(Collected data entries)

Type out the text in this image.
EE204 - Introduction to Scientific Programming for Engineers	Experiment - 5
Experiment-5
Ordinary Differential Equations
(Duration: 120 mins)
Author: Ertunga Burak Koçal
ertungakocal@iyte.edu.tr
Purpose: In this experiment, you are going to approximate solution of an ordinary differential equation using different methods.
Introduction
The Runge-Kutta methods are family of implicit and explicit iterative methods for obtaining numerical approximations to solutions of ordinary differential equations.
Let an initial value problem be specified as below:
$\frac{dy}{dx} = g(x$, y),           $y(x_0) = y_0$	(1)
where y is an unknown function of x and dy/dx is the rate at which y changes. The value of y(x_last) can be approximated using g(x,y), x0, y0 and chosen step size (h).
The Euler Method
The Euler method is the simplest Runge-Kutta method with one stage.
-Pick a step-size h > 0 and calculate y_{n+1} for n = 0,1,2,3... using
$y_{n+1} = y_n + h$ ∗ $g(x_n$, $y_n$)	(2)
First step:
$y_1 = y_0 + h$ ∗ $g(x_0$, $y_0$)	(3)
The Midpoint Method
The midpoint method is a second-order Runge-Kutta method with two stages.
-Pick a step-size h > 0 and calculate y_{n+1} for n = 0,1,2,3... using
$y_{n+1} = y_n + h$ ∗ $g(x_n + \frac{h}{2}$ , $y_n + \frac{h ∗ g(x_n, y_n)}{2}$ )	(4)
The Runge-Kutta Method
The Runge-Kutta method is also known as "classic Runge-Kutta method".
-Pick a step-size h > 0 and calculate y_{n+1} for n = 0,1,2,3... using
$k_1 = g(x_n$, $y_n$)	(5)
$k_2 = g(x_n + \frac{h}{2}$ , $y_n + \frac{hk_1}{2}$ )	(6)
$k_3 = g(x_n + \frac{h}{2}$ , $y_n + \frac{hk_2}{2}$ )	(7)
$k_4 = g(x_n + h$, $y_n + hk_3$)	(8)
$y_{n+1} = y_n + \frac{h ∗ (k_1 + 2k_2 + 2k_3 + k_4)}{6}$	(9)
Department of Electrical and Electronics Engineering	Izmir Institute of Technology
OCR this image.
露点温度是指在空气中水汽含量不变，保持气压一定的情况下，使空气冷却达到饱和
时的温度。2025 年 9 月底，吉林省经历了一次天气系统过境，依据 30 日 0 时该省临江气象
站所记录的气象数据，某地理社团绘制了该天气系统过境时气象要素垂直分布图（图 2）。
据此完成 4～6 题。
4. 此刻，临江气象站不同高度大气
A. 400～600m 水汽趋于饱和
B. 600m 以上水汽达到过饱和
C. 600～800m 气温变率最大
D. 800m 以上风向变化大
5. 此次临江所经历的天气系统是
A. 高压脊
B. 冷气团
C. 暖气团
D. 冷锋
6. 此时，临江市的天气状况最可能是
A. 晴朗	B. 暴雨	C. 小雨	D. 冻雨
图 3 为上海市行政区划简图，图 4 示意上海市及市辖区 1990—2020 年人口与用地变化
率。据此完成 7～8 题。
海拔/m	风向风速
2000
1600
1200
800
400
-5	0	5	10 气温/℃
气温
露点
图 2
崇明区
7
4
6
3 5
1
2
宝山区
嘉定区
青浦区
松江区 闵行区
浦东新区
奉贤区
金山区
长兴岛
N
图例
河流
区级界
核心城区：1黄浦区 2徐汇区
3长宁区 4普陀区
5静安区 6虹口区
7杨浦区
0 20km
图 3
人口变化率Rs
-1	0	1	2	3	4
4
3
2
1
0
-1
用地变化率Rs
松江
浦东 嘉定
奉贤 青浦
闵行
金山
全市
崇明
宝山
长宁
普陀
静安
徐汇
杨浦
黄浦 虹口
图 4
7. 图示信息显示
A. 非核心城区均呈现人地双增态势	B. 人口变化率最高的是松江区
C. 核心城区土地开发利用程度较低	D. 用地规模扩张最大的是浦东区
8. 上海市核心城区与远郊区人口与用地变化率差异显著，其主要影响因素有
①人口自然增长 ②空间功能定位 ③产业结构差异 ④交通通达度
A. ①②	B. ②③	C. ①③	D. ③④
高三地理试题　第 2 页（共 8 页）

> [Aim]
Copy out each line of the entries that holds "methods".

> [Task response]
Purpose: In this experiment, you are going to approximate solution of an ordinary differential equation using different methods.
The Runge-Kutta methods are family of implicit and explicit iterative methods for obtaining numerical approximations to solutions of ordinary differential equations.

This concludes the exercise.